─── DATA FOR PROCESSING ───

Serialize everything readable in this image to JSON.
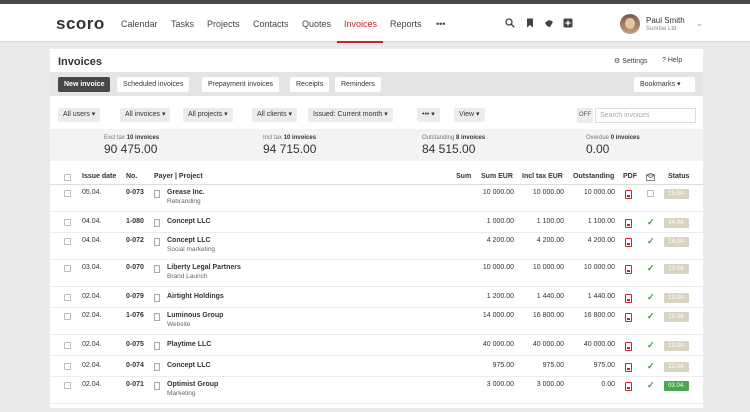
{
  "app": {
    "logo": "scoro",
    "nav": [
      "Calendar",
      "Tasks",
      "Projects",
      "Contacts",
      "Quotes",
      "Invoices",
      "Reports"
    ],
    "nav_more": "•••",
    "user_name": "Paul Smith",
    "user_company": "Sunrise Ltd"
  },
  "page": {
    "title": "Invoices",
    "settings": "Settings",
    "help": "Help",
    "tabs": [
      "New invoice",
      "Scheduled invoices",
      "Prepayment invoices",
      "Receipts",
      "Reminders"
    ],
    "bookmarks": "Bookmarks ▾",
    "filters": [
      "All users ▾",
      "All invoices ▾",
      "All projects ▾",
      "All clients ▾",
      "Issued: Current month ▾",
      "••• ▾",
      "View ▾"
    ],
    "search_placeholder": "Search invoices",
    "search_toggle": "OFF"
  },
  "summary": [
    {
      "label": "Excl tax",
      "count": "10 invoices",
      "value": "90 475.00"
    },
    {
      "label": "Incl tax",
      "count": "10 invoices",
      "value": "94 715.00"
    },
    {
      "label": "Outstanding",
      "count": "8 invoices",
      "value": "84 515.00"
    },
    {
      "label": "Overdue",
      "count": "0 invoices",
      "value": "0.00"
    }
  ],
  "table": {
    "headers": {
      "issue_date": "Issue date",
      "no": "No.",
      "payer": "Payer | Project",
      "sum": "Sum",
      "sum_eur": "Sum EUR",
      "incl_tax_eur": "Incl tax EUR",
      "outstanding": "Outstanding",
      "pdf": "PDF",
      "status": "Status"
    },
    "rows": [
      {
        "date": "05.04.",
        "no": "0-073",
        "payer": "Grease Inc.",
        "project": "Rebranding",
        "sum_eur": "10 000.00",
        "incl": "10 000.00",
        "outstanding": "10 000.00",
        "sent": false,
        "status": "15.04."
      },
      {
        "date": "04.04.",
        "no": "1-080",
        "payer": "Concept LLC",
        "project": "",
        "sum_eur": "1 000.00",
        "incl": "1 100.00",
        "outstanding": "1 100.00",
        "sent": true,
        "status": "14.04."
      },
      {
        "date": "04.04.",
        "no": "0-072",
        "payer": "Concept LLC",
        "project": "Social marketing",
        "sum_eur": "4 200.00",
        "incl": "4 200.00",
        "outstanding": "4 200.00",
        "sent": true,
        "status": "14.04."
      },
      {
        "date": "03.04.",
        "no": "0-070",
        "payer": "Liberty Legal Partners",
        "project": "Brand Launch",
        "sum_eur": "10 000.00",
        "incl": "10 000.00",
        "outstanding": "10 000.00",
        "sent": true,
        "status": "13.04."
      },
      {
        "date": "02.04.",
        "no": "0-079",
        "payer": "Airtight Holdings",
        "project": "",
        "sum_eur": "1 200.00",
        "incl": "1 440.00",
        "outstanding": "1 440.00",
        "sent": true,
        "status": "12.04."
      },
      {
        "date": "02.04.",
        "no": "1-076",
        "payer": "Luminous Group",
        "project": "Website",
        "sum_eur": "14 000.00",
        "incl": "16 800.00",
        "outstanding": "16 800.00",
        "sent": true,
        "status": "12.04."
      },
      {
        "date": "02.04.",
        "no": "0-075",
        "payer": "Playtime LLC",
        "project": "",
        "sum_eur": "40 000.00",
        "incl": "40 000.00",
        "outstanding": "40 000.00",
        "sent": true,
        "status": "12.04."
      },
      {
        "date": "02.04.",
        "no": "0-074",
        "payer": "Concept LLC",
        "project": "",
        "sum_eur": "975.00",
        "incl": "975.00",
        "outstanding": "975.00",
        "sent": true,
        "status": "12.04."
      },
      {
        "date": "02.04.",
        "no": "0-071",
        "payer": "Optimist Group",
        "project": "Marketing",
        "sum_eur": "3 000.00",
        "incl": "3 000.00",
        "outstanding": "0.00",
        "sent": true,
        "status": "03.04.",
        "paid": true
      }
    ]
  },
  "colors": {
    "accent": "#c8242b",
    "status_pending": "#d9d4bf",
    "status_paid": "#48a84a"
  }
}
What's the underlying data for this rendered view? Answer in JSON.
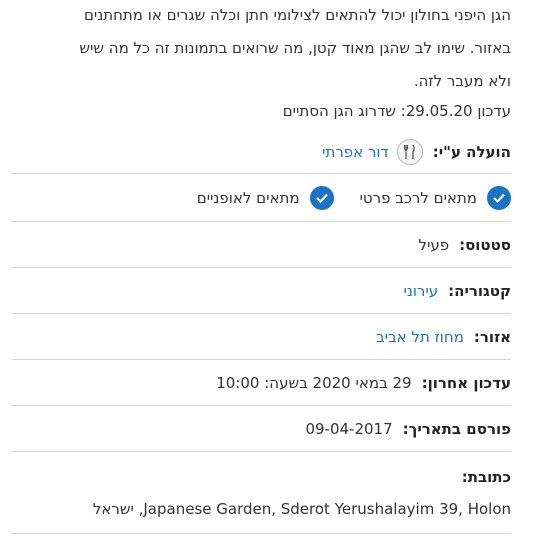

───

→ **GOAL**: Extract all lines of the records above that include "JSON".

→ **SOLUTION FOR THIS PROBLEM**:
Serialize everything readable in this image to JSON.
What's the underlying data for this rendered view? Answer in JSON.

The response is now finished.